**WHAT YOU HAVE TO DO**.
Please print every record below exactly as it appears.

++++ EXTRACTED INFORMATION ++++

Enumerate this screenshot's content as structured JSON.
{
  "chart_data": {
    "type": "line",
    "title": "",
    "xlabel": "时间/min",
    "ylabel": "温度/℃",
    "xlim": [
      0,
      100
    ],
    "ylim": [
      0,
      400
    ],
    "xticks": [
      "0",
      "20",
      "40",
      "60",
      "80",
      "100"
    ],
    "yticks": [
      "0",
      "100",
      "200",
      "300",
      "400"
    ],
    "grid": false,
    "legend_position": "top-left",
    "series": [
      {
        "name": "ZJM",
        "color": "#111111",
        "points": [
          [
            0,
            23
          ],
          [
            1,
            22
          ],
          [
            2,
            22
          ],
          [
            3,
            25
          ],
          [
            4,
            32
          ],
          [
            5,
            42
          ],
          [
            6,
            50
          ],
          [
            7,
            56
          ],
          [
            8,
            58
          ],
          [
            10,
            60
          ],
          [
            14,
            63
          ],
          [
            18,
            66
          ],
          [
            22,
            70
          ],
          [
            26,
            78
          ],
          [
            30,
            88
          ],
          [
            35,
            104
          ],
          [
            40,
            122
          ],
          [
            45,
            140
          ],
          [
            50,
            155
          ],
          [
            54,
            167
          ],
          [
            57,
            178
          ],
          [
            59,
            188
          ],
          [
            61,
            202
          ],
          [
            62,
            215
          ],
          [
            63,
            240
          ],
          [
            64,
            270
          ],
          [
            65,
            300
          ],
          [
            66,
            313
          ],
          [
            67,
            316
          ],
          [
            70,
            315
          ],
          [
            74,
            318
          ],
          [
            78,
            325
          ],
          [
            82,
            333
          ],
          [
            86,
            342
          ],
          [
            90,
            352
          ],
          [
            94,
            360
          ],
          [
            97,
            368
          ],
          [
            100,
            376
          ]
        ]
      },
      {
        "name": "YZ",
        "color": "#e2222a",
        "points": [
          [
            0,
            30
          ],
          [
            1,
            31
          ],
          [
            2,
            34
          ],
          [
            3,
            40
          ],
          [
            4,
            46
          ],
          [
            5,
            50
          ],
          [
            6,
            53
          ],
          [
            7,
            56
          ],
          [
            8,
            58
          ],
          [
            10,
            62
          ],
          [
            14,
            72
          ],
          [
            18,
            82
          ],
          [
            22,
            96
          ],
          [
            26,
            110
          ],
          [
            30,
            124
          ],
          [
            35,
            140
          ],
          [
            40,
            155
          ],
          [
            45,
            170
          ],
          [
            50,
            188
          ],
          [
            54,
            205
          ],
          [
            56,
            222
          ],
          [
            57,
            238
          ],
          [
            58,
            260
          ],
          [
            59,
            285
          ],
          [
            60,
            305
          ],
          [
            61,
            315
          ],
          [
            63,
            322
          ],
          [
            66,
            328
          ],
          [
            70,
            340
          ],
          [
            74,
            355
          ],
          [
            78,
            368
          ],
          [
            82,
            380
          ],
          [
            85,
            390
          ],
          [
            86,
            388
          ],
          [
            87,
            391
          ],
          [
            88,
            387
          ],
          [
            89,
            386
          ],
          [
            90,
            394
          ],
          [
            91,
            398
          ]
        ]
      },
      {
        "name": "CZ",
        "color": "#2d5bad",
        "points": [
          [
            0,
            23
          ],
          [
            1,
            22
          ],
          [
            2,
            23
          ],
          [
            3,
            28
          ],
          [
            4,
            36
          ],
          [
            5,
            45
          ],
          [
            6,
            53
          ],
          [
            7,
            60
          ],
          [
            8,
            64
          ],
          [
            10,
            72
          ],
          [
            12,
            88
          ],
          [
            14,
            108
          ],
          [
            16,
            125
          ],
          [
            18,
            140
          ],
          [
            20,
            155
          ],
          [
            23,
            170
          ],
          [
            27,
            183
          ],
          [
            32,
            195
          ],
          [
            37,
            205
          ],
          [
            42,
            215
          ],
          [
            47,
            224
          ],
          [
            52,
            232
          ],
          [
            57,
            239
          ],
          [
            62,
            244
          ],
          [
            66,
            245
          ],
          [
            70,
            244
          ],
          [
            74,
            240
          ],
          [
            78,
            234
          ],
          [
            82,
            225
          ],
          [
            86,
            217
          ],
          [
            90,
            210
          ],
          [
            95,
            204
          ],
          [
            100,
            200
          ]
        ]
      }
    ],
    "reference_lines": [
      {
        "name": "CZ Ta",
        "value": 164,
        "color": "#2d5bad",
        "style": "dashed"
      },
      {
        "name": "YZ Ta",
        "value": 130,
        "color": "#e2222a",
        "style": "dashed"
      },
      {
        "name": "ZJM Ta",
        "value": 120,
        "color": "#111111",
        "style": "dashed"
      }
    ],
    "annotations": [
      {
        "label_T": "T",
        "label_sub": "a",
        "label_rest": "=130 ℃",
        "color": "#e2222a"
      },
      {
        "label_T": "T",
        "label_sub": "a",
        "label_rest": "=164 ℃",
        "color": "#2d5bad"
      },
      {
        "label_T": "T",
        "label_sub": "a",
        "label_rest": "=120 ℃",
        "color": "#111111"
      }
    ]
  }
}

++++

**REPLY**.
Enumerate this screenshot's content as structured JSON.
{
  "chart_data": {
    "type": "line",
    "title": "",
    "xlabel": "时间/min",
    "ylabel": "温度/℃",
    "xlim": [
      0,
      100
    ],
    "ylim": [
      0,
      400
    ],
    "xticks": [
      "0",
      "20",
      "40",
      "60",
      "80",
      "100"
    ],
    "yticks": [
      "0",
      "100",
      "200",
      "300",
      "400"
    ],
    "grid": false,
    "legend_position": "top-left",
    "series": [
      {
        "name": "ZJM",
        "color": "#111111",
        "points": [
          [
            0,
            23
          ],
          [
            1,
            22
          ],
          [
            2,
            22
          ],
          [
            3,
            25
          ],
          [
            4,
            32
          ],
          [
            5,
            42
          ],
          [
            6,
            50
          ],
          [
            7,
            56
          ],
          [
            8,
            58
          ],
          [
            10,
            60
          ],
          [
            14,
            63
          ],
          [
            18,
            66
          ],
          [
            22,
            70
          ],
          [
            26,
            78
          ],
          [
            30,
            88
          ],
          [
            35,
            104
          ],
          [
            40,
            122
          ],
          [
            45,
            140
          ],
          [
            50,
            155
          ],
          [
            54,
            167
          ],
          [
            57,
            178
          ],
          [
            59,
            188
          ],
          [
            61,
            202
          ],
          [
            62,
            215
          ],
          [
            63,
            240
          ],
          [
            64,
            270
          ],
          [
            65,
            300
          ],
          [
            66,
            313
          ],
          [
            67,
            316
          ],
          [
            70,
            315
          ],
          [
            74,
            318
          ],
          [
            78,
            325
          ],
          [
            82,
            333
          ],
          [
            86,
            342
          ],
          [
            90,
            352
          ],
          [
            94,
            360
          ],
          [
            97,
            368
          ],
          [
            100,
            376
          ]
        ]
      },
      {
        "name": "YZ",
        "color": "#e2222a",
        "points": [
          [
            0,
            30
          ],
          [
            1,
            31
          ],
          [
            2,
            34
          ],
          [
            3,
            40
          ],
          [
            4,
            46
          ],
          [
            5,
            50
          ],
          [
            6,
            53
          ],
          [
            7,
            56
          ],
          [
            8,
            58
          ],
          [
            10,
            62
          ],
          [
            14,
            72
          ],
          [
            18,
            82
          ],
          [
            22,
            96
          ],
          [
            26,
            110
          ],
          [
            30,
            124
          ],
          [
            35,
            140
          ],
          [
            40,
            155
          ],
          [
            45,
            170
          ],
          [
            50,
            188
          ],
          [
            54,
            205
          ],
          [
            56,
            222
          ],
          [
            57,
            238
          ],
          [
            58,
            260
          ],
          [
            59,
            285
          ],
          [
            60,
            305
          ],
          [
            61,
            315
          ],
          [
            63,
            322
          ],
          [
            66,
            328
          ],
          [
            70,
            340
          ],
          [
            74,
            355
          ],
          [
            78,
            368
          ],
          [
            82,
            380
          ],
          [
            85,
            390
          ],
          [
            86,
            388
          ],
          [
            87,
            391
          ],
          [
            88,
            387
          ],
          [
            89,
            386
          ],
          [
            90,
            394
          ],
          [
            91,
            398
          ]
        ]
      },
      {
        "name": "CZ",
        "color": "#2d5bad",
        "points": [
          [
            0,
            23
          ],
          [
            1,
            22
          ],
          [
            2,
            23
          ],
          [
            3,
            28
          ],
          [
            4,
            36
          ],
          [
            5,
            45
          ],
          [
            6,
            53
          ],
          [
            7,
            60
          ],
          [
            8,
            64
          ],
          [
            10,
            72
          ],
          [
            12,
            88
          ],
          [
            14,
            108
          ],
          [
            16,
            125
          ],
          [
            18,
            140
          ],
          [
            20,
            155
          ],
          [
            23,
            170
          ],
          [
            27,
            183
          ],
          [
            32,
            195
          ],
          [
            37,
            205
          ],
          [
            42,
            215
          ],
          [
            47,
            224
          ],
          [
            52,
            232
          ],
          [
            57,
            239
          ],
          [
            62,
            244
          ],
          [
            66,
            245
          ],
          [
            70,
            244
          ],
          [
            74,
            240
          ],
          [
            78,
            234
          ],
          [
            82,
            225
          ],
          [
            86,
            217
          ],
          [
            90,
            210
          ],
          [
            95,
            204
          ],
          [
            100,
            200
          ]
        ]
      }
    ],
    "reference_lines": [
      {
        "name": "CZ Ta",
        "value": 164,
        "color": "#2d5bad",
        "style": "dashed"
      },
      {
        "name": "YZ Ta",
        "value": 130,
        "color": "#e2222a",
        "style": "dashed"
      },
      {
        "name": "ZJM Ta",
        "value": 120,
        "color": "#111111",
        "style": "dashed"
      }
    ],
    "annotations": [
      {
        "label_T": "T",
        "label_sub": "a",
        "label_rest": "=130 ℃",
        "color": "#e2222a"
      },
      {
        "label_T": "T",
        "label_sub": "a",
        "label_rest": "=164 ℃",
        "color": "#2d5bad"
      },
      {
        "label_T": "T",
        "label_sub": "a",
        "label_rest": "=120 ℃",
        "color": "#111111"
      }
    ]
  }
}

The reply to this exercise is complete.